Data for the task
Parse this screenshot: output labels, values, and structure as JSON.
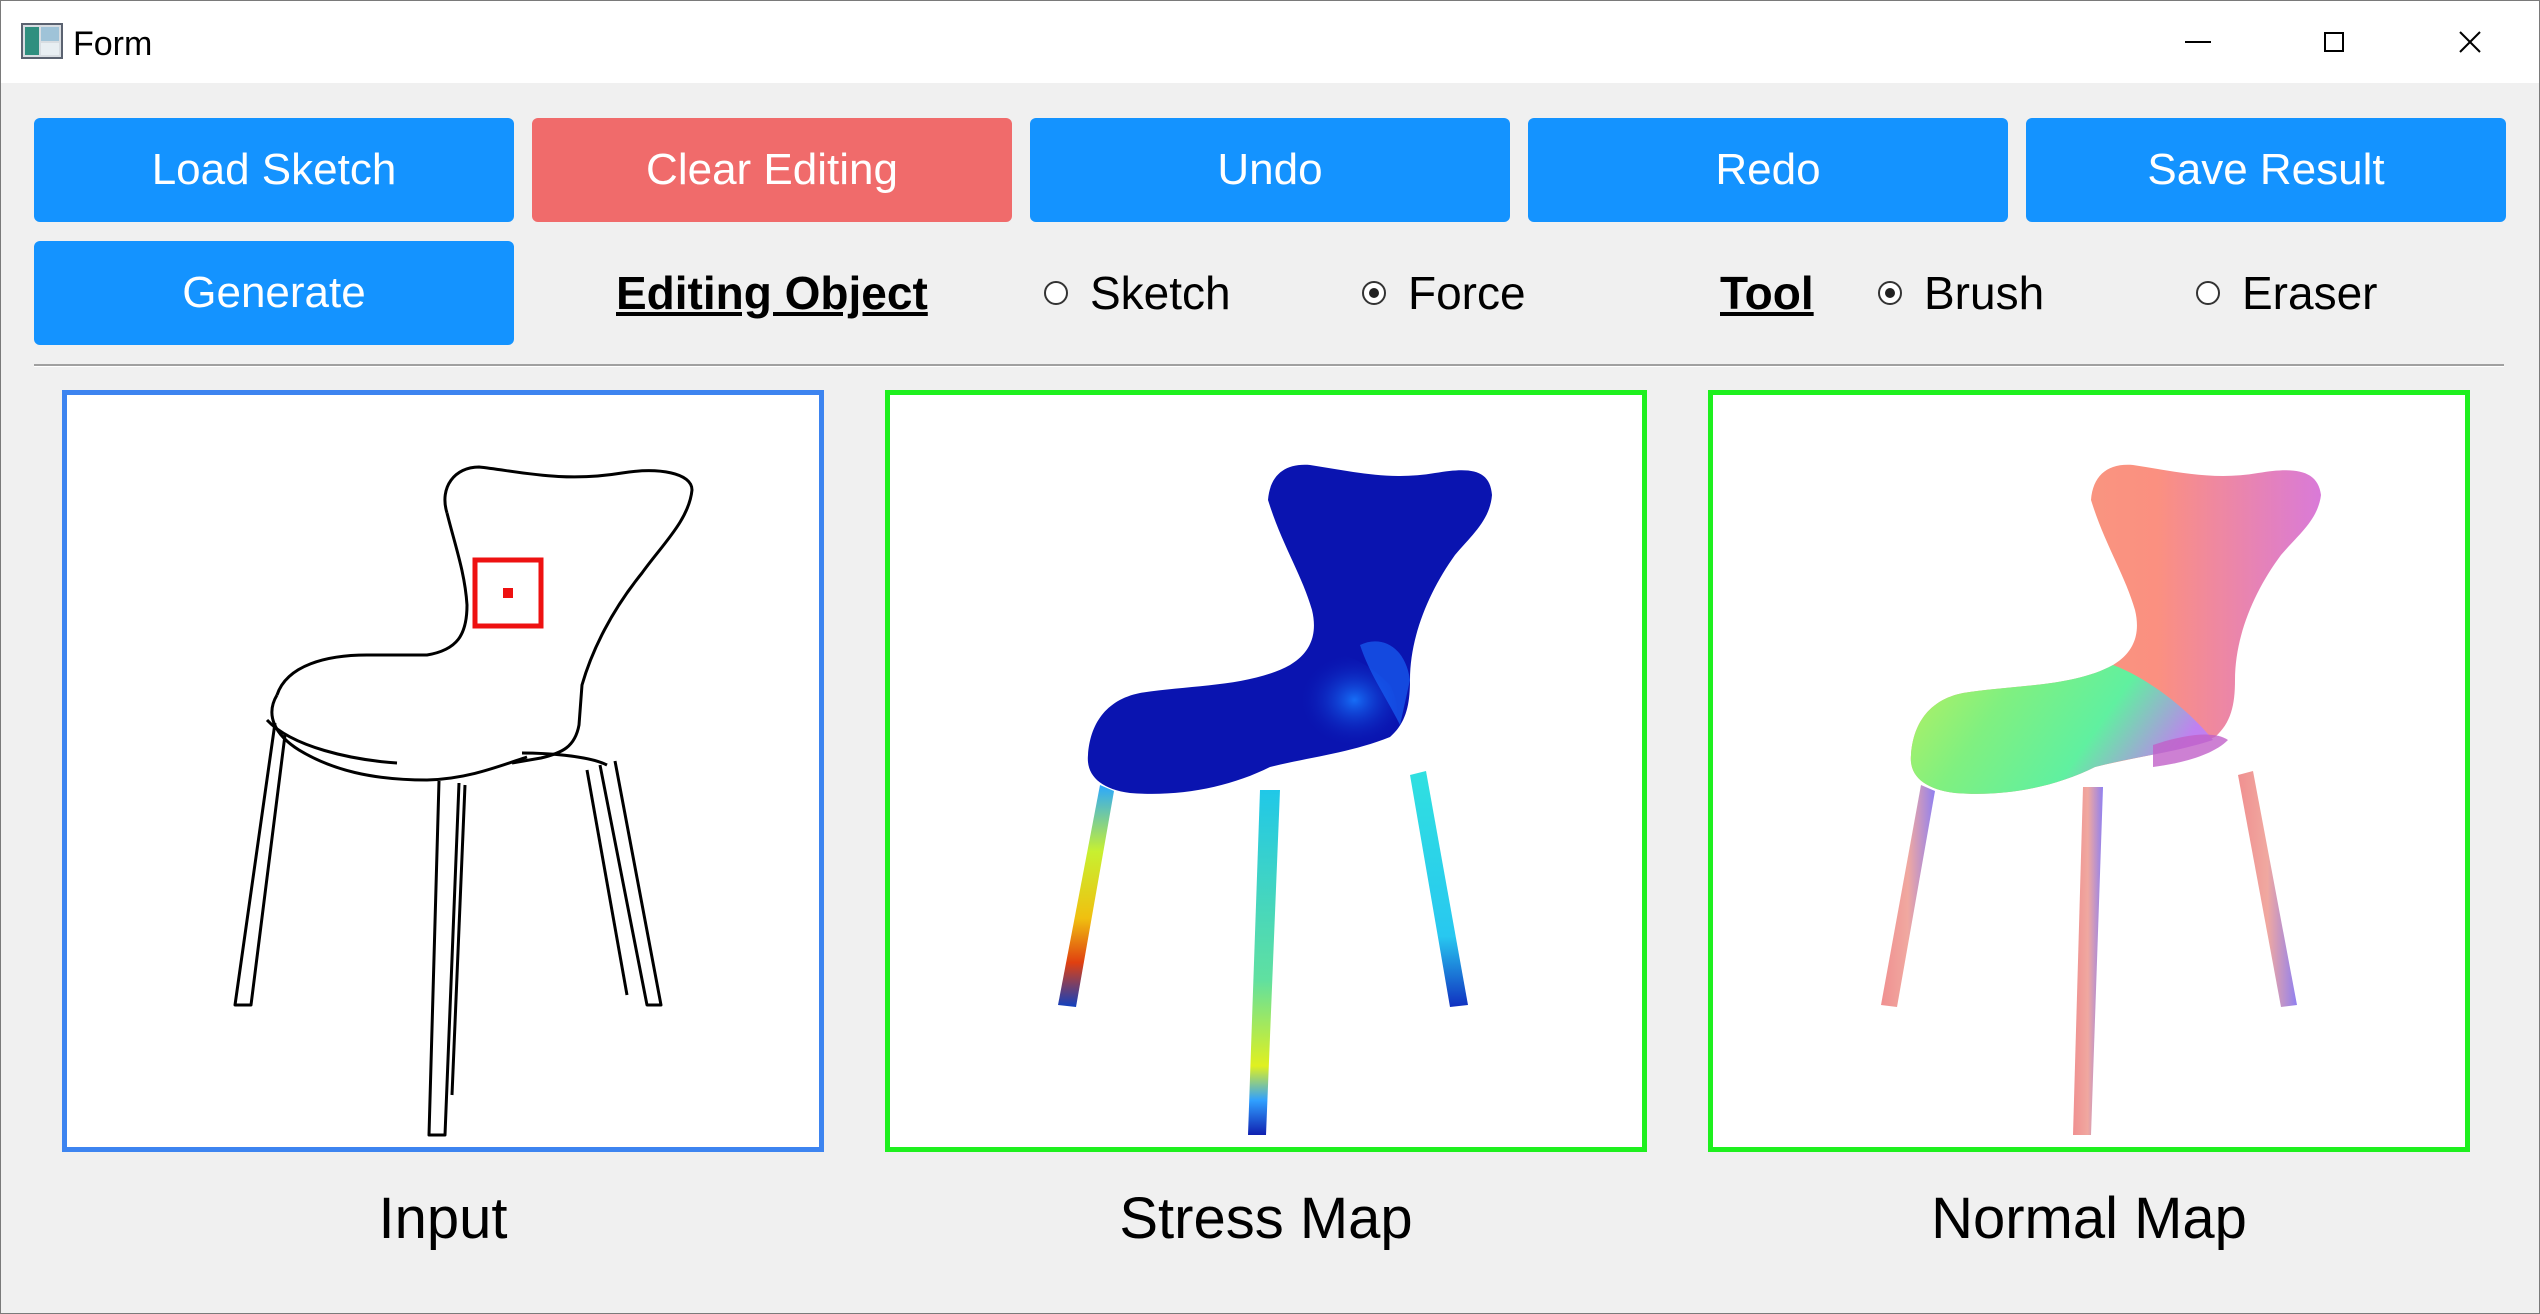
{
  "window": {
    "title": "Form",
    "controls": [
      "minimize-icon",
      "maximize-icon",
      "close-icon"
    ]
  },
  "toolbar": {
    "load_sketch": "Load Sketch",
    "clear_editing": "Clear Editing",
    "undo": "Undo",
    "redo": "Redo",
    "save_result": "Save Result",
    "generate": "Generate"
  },
  "options": {
    "editing_object_label": "Editing Object",
    "editing_object_choices": [
      {
        "label": "Sketch",
        "checked": false
      },
      {
        "label": "Force",
        "checked": true
      }
    ],
    "tool_label": "Tool",
    "tool_choices": [
      {
        "label": "Brush",
        "checked": true
      },
      {
        "label": "Eraser",
        "checked": false
      }
    ]
  },
  "panels": {
    "input_caption": "Input",
    "stress_caption": "Stress Map",
    "normal_caption": "Normal Map"
  },
  "colors": {
    "button_blue": "#1493ff",
    "button_red": "#f06b6b",
    "input_border": "#3d84f0",
    "output_border": "#1ef01e",
    "selection_marker": "#ee1111"
  }
}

Requirements
Set each line of the records down exactly, leaving every picture out.

Full output
Parse this screenshot: output labels, values, and structure as JSON.
{
  "window": {
    "title": "Form",
    "controls": [
      "minimize-icon",
      "maximize-icon",
      "close-icon"
    ]
  },
  "toolbar": {
    "load_sketch": "Load Sketch",
    "clear_editing": "Clear Editing",
    "undo": "Undo",
    "redo": "Redo",
    "save_result": "Save Result",
    "generate": "Generate"
  },
  "options": {
    "editing_object_label": "Editing Object",
    "editing_object_choices": [
      {
        "label": "Sketch",
        "checked": false
      },
      {
        "label": "Force",
        "checked": true
      }
    ],
    "tool_label": "Tool",
    "tool_choices": [
      {
        "label": "Brush",
        "checked": true
      },
      {
        "label": "Eraser",
        "checked": false
      }
    ]
  },
  "panels": {
    "input_caption": "Input",
    "stress_caption": "Stress Map",
    "normal_caption": "Normal Map"
  },
  "colors": {
    "button_blue": "#1493ff",
    "button_red": "#f06b6b",
    "input_border": "#3d84f0",
    "output_border": "#1ef01e",
    "selection_marker": "#ee1111"
  }
}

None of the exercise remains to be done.